Dataset rows about figures:
◇ ◇ ◇ ◇ ◇
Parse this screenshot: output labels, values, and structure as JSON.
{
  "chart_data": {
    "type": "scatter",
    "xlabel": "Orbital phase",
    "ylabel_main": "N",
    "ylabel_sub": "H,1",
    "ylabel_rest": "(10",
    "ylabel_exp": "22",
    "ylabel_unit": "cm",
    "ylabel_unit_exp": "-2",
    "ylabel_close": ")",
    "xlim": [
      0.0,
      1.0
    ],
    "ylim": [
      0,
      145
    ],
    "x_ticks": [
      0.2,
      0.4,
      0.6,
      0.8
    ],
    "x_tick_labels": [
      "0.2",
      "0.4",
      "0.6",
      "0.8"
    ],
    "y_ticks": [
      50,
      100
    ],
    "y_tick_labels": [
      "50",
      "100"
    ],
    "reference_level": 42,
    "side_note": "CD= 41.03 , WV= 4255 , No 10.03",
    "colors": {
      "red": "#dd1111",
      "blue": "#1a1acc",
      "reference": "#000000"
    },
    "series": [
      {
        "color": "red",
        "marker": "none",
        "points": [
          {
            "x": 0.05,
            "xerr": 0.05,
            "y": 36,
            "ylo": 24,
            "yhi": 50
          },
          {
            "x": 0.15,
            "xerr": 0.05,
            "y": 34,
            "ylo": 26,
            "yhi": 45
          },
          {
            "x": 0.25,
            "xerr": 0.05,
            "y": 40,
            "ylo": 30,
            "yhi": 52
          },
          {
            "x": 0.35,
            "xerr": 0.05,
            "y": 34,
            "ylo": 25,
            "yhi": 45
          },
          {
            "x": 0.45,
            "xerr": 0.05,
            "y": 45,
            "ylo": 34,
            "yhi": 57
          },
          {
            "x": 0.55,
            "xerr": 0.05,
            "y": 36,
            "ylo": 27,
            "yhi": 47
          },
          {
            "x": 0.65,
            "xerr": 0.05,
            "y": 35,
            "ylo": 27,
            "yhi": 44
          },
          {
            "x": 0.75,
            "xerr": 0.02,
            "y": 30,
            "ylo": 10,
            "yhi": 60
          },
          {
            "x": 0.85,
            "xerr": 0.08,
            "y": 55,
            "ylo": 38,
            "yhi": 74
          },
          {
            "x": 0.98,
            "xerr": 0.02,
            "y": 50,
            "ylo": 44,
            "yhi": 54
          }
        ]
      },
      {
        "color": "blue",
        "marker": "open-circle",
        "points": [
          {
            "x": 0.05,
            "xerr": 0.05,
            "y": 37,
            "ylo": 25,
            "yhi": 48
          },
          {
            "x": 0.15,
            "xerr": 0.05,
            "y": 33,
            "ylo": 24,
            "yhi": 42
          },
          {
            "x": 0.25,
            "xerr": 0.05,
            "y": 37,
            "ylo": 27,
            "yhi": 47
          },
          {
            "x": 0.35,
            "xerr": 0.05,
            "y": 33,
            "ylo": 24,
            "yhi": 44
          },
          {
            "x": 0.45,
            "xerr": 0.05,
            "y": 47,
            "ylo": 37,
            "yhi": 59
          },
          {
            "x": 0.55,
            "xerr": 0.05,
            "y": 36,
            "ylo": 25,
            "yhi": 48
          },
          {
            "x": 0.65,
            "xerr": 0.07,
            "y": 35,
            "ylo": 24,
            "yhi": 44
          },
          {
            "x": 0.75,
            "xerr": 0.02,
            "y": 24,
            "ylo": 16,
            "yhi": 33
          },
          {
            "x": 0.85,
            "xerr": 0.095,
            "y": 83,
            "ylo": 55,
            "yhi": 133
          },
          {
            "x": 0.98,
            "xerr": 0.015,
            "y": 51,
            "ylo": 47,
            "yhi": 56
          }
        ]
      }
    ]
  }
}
◇ ◇ ◇ ◇ ◇
_Task goal_. Using the data above, print every record exactly as shown.

_Result for this exercise_.
Parse this screenshot: output labels, values, and structure as JSON.
{
  "chart_data": {
    "type": "scatter",
    "xlabel": "Orbital phase",
    "ylabel_main": "N",
    "ylabel_sub": "H,1",
    "ylabel_rest": "(10",
    "ylabel_exp": "22",
    "ylabel_unit": "cm",
    "ylabel_unit_exp": "-2",
    "ylabel_close": ")",
    "xlim": [
      0.0,
      1.0
    ],
    "ylim": [
      0,
      145
    ],
    "x_ticks": [
      0.2,
      0.4,
      0.6,
      0.8
    ],
    "x_tick_labels": [
      "0.2",
      "0.4",
      "0.6",
      "0.8"
    ],
    "y_ticks": [
      50,
      100
    ],
    "y_tick_labels": [
      "50",
      "100"
    ],
    "reference_level": 42,
    "side_note": "CD= 41.03 , WV= 4255 , No 10.03",
    "colors": {
      "red": "#dd1111",
      "blue": "#1a1acc",
      "reference": "#000000"
    },
    "series": [
      {
        "color": "red",
        "marker": "none",
        "points": [
          {
            "x": 0.05,
            "xerr": 0.05,
            "y": 36,
            "ylo": 24,
            "yhi": 50
          },
          {
            "x": 0.15,
            "xerr": 0.05,
            "y": 34,
            "ylo": 26,
            "yhi": 45
          },
          {
            "x": 0.25,
            "xerr": 0.05,
            "y": 40,
            "ylo": 30,
            "yhi": 52
          },
          {
            "x": 0.35,
            "xerr": 0.05,
            "y": 34,
            "ylo": 25,
            "yhi": 45
          },
          {
            "x": 0.45,
            "xerr": 0.05,
            "y": 45,
            "ylo": 34,
            "yhi": 57
          },
          {
            "x": 0.55,
            "xerr": 0.05,
            "y": 36,
            "ylo": 27,
            "yhi": 47
          },
          {
            "x": 0.65,
            "xerr": 0.05,
            "y": 35,
            "ylo": 27,
            "yhi": 44
          },
          {
            "x": 0.75,
            "xerr": 0.02,
            "y": 30,
            "ylo": 10,
            "yhi": 60
          },
          {
            "x": 0.85,
            "xerr": 0.08,
            "y": 55,
            "ylo": 38,
            "yhi": 74
          },
          {
            "x": 0.98,
            "xerr": 0.02,
            "y": 50,
            "ylo": 44,
            "yhi": 54
          }
        ]
      },
      {
        "color": "blue",
        "marker": "open-circle",
        "points": [
          {
            "x": 0.05,
            "xerr": 0.05,
            "y": 37,
            "ylo": 25,
            "yhi": 48
          },
          {
            "x": 0.15,
            "xerr": 0.05,
            "y": 33,
            "ylo": 24,
            "yhi": 42
          },
          {
            "x": 0.25,
            "xerr": 0.05,
            "y": 37,
            "ylo": 27,
            "yhi": 47
          },
          {
            "x": 0.35,
            "xerr": 0.05,
            "y": 33,
            "ylo": 24,
            "yhi": 44
          },
          {
            "x": 0.45,
            "xerr": 0.05,
            "y": 47,
            "ylo": 37,
            "yhi": 59
          },
          {
            "x": 0.55,
            "xerr": 0.05,
            "y": 36,
            "ylo": 25,
            "yhi": 48
          },
          {
            "x": 0.65,
            "xerr": 0.07,
            "y": 35,
            "ylo": 24,
            "yhi": 44
          },
          {
            "x": 0.75,
            "xerr": 0.02,
            "y": 24,
            "ylo": 16,
            "yhi": 33
          },
          {
            "x": 0.85,
            "xerr": 0.095,
            "y": 83,
            "ylo": 55,
            "yhi": 133
          },
          {
            "x": 0.98,
            "xerr": 0.015,
            "y": 51,
            "ylo": 47,
            "yhi": 56
          }
        ]
      }
    ]
  }
}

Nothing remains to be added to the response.